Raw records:
-=-=-=-=-

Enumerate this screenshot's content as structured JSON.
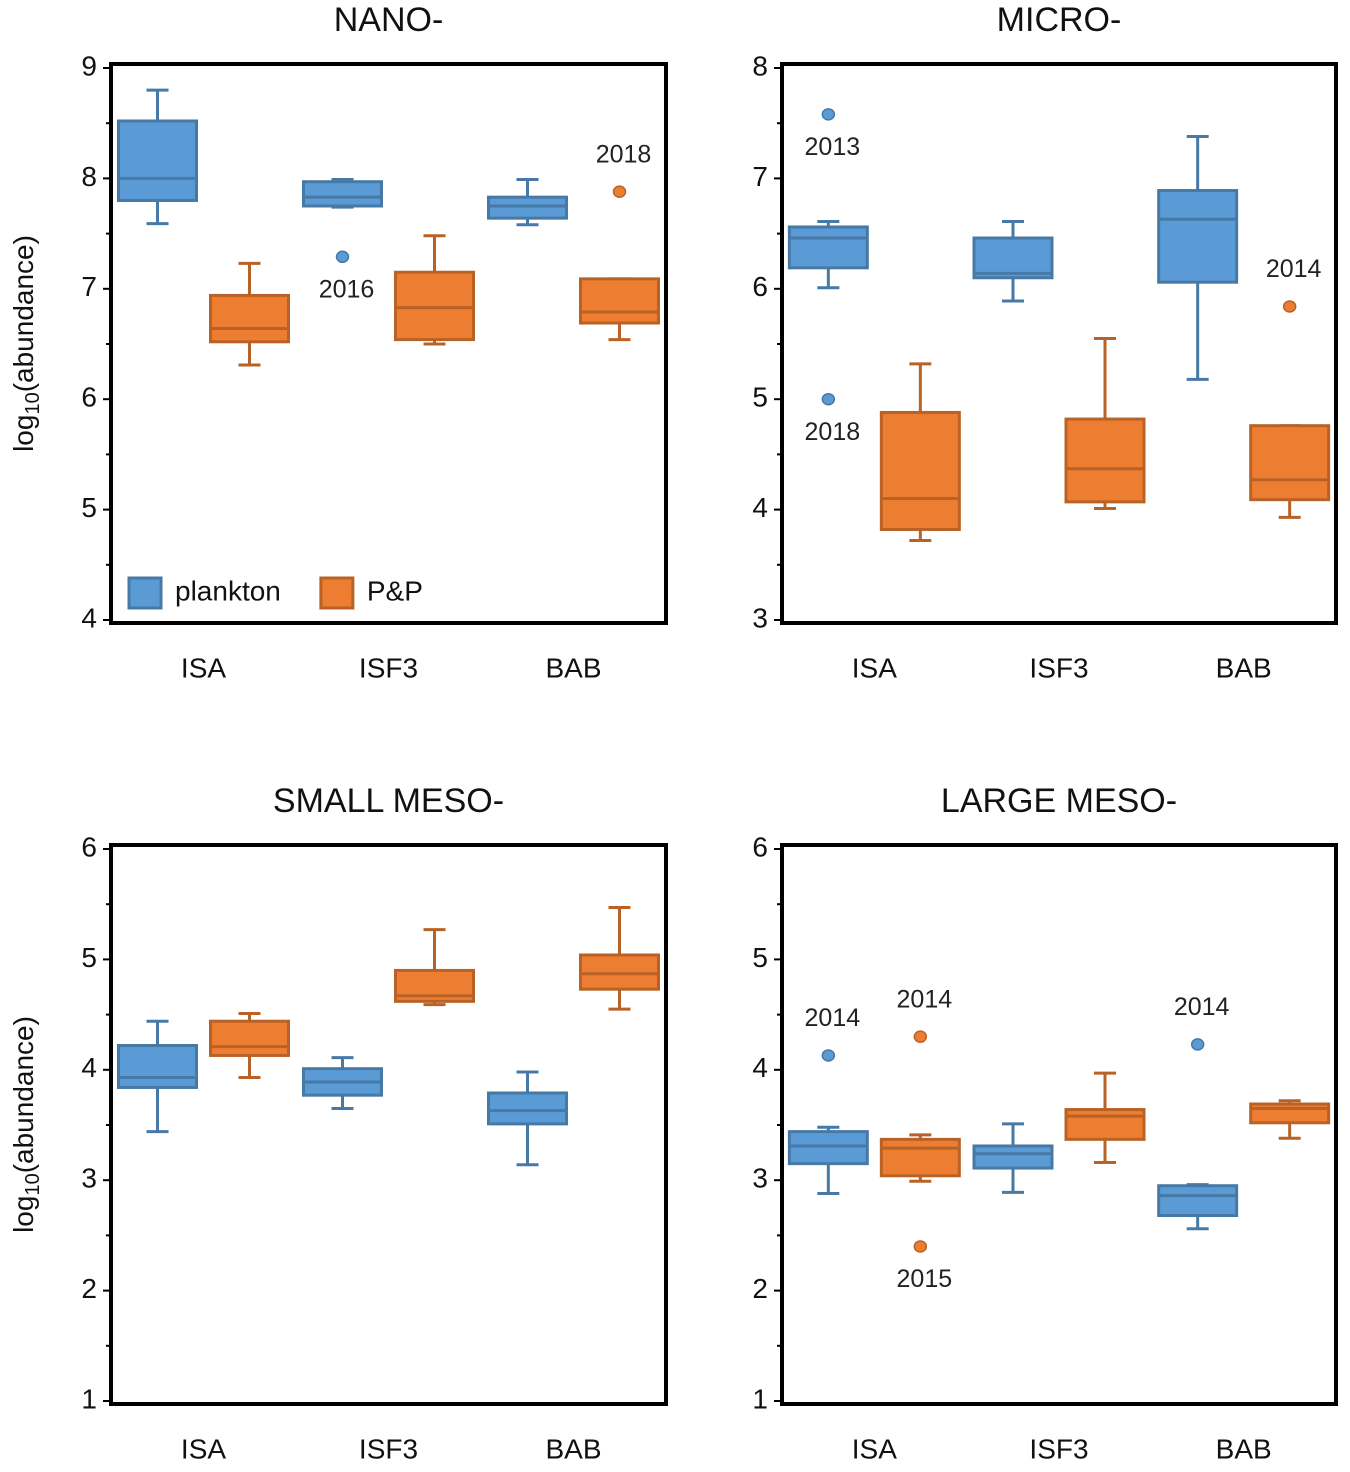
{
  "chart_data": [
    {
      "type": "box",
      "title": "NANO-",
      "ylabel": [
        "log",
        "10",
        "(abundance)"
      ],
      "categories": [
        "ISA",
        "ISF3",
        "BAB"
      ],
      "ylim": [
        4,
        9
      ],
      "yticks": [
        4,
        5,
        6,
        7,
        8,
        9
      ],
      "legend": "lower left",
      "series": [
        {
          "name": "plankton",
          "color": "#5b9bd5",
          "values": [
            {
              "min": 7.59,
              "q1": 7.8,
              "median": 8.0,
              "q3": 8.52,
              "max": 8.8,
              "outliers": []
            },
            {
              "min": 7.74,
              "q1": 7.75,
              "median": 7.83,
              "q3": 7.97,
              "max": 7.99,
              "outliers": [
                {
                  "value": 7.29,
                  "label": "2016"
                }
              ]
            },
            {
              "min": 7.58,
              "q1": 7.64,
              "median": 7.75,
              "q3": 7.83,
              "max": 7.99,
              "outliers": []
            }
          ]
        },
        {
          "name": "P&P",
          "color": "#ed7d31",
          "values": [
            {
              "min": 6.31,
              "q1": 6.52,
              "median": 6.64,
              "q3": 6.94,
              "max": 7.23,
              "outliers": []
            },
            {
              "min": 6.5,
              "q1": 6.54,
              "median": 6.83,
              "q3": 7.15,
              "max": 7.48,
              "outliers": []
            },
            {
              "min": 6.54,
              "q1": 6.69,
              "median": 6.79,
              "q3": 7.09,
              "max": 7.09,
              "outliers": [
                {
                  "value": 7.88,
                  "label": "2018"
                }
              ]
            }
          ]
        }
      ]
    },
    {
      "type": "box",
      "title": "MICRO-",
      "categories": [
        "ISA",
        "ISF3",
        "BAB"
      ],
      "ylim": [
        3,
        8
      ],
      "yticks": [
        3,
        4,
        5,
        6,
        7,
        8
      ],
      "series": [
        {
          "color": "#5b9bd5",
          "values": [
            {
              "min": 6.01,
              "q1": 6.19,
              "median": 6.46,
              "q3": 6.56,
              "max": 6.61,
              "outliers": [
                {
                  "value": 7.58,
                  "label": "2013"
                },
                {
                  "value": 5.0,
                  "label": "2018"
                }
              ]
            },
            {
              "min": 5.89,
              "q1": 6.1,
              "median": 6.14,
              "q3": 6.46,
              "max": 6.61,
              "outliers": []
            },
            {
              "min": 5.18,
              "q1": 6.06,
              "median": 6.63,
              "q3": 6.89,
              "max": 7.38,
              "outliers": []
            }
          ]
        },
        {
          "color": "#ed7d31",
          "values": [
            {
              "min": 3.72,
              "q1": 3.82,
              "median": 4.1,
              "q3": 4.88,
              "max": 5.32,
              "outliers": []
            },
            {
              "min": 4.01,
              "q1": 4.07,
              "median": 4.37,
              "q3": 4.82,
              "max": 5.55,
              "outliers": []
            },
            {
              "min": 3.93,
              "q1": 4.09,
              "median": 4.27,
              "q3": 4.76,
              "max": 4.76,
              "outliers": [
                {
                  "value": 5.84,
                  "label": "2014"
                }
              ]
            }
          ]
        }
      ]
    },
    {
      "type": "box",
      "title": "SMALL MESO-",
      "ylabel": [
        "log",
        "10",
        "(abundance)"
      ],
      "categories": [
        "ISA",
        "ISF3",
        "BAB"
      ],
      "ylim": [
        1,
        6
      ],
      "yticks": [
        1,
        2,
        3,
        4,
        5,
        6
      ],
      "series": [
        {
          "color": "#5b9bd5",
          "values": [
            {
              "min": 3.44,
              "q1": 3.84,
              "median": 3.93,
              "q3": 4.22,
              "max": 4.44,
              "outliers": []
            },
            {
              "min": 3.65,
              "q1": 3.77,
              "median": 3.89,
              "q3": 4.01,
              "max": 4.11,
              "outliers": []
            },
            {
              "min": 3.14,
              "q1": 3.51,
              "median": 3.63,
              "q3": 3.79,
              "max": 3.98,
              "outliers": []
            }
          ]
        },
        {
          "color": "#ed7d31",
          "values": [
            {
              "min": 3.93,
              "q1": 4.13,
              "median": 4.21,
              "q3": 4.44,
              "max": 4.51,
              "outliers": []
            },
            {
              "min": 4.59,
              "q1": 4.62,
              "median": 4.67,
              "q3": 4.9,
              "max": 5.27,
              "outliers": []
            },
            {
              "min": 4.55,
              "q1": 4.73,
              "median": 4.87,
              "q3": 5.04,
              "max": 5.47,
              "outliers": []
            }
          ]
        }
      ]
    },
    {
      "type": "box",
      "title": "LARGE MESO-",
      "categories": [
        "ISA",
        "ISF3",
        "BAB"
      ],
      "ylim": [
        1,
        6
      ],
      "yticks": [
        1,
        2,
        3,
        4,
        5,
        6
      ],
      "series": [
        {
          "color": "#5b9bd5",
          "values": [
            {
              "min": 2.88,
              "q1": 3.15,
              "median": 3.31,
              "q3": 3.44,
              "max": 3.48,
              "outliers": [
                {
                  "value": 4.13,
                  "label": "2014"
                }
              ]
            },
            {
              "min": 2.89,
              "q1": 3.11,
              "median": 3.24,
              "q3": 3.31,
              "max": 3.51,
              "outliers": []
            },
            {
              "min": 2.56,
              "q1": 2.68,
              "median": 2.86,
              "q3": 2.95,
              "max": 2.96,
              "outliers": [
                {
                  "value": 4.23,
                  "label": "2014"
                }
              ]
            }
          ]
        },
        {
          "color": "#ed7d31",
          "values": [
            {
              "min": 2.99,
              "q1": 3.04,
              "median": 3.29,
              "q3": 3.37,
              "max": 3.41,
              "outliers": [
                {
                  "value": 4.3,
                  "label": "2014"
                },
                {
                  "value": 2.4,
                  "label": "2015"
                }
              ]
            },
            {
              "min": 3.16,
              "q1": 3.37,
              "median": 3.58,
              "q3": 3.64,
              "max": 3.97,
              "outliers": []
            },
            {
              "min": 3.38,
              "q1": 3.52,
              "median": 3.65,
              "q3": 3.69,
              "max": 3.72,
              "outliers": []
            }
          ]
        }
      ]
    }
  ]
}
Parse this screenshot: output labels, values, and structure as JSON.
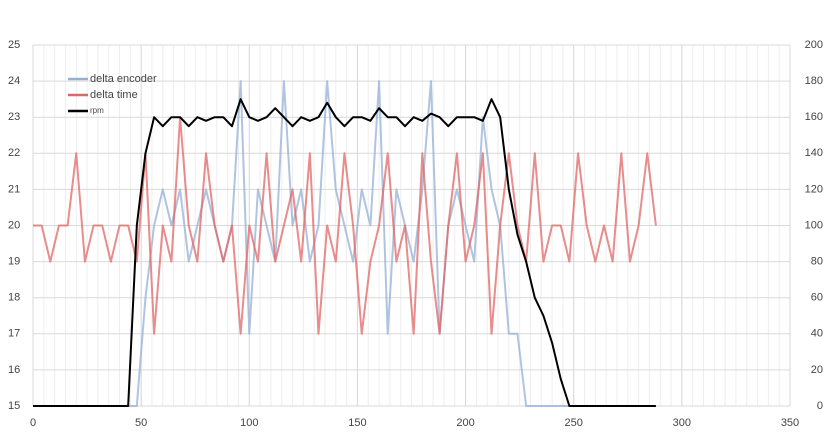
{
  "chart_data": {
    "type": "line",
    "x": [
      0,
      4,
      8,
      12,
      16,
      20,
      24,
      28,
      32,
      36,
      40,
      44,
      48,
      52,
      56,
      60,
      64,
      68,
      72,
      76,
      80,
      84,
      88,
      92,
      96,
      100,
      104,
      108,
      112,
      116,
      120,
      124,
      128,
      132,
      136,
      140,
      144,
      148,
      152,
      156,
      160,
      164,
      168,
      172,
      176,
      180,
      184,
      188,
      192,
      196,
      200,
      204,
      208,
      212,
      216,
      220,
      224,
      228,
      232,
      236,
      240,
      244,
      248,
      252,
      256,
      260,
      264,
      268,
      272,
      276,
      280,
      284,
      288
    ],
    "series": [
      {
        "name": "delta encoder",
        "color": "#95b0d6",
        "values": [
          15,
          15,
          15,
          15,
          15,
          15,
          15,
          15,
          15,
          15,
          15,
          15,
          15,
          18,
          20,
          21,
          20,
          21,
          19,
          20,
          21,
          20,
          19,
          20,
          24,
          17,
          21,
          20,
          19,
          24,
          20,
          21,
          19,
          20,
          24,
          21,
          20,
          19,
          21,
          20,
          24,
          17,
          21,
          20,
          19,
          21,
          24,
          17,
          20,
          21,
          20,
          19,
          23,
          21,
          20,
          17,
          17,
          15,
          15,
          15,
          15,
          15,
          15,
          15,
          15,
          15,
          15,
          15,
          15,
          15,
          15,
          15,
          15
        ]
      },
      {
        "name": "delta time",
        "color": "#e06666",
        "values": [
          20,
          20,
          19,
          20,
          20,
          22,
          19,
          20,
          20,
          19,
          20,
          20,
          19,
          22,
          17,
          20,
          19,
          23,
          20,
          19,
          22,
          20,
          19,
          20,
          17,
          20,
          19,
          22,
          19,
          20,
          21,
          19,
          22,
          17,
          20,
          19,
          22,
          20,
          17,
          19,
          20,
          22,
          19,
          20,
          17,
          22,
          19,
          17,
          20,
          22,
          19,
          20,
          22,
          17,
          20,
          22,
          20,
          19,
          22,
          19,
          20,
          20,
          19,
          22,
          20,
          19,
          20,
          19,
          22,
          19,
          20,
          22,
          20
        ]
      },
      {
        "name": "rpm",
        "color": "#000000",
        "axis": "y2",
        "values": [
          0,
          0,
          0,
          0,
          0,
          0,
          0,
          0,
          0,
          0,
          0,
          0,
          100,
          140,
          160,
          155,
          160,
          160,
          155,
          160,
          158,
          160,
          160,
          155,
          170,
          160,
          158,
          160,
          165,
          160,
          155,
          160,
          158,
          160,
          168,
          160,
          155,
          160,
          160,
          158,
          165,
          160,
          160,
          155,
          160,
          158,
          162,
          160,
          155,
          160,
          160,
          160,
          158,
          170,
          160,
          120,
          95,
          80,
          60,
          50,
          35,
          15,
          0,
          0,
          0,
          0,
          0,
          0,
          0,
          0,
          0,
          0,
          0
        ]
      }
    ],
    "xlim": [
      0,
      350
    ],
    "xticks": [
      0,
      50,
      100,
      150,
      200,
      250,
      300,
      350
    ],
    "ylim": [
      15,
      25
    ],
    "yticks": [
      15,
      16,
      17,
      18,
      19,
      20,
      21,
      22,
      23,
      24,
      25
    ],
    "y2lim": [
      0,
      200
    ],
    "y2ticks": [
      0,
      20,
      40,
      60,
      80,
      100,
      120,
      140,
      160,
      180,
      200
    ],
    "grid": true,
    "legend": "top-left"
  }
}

-=-=-=-=-

* [Problem requirements]: Collect every line with the string "JSON" from the records, and copy each.

* [Answer to the exercise]:
Enumerate this screenshot's content as structured JSON.
Parse this screenshot: output labels, values, and structure as JSON.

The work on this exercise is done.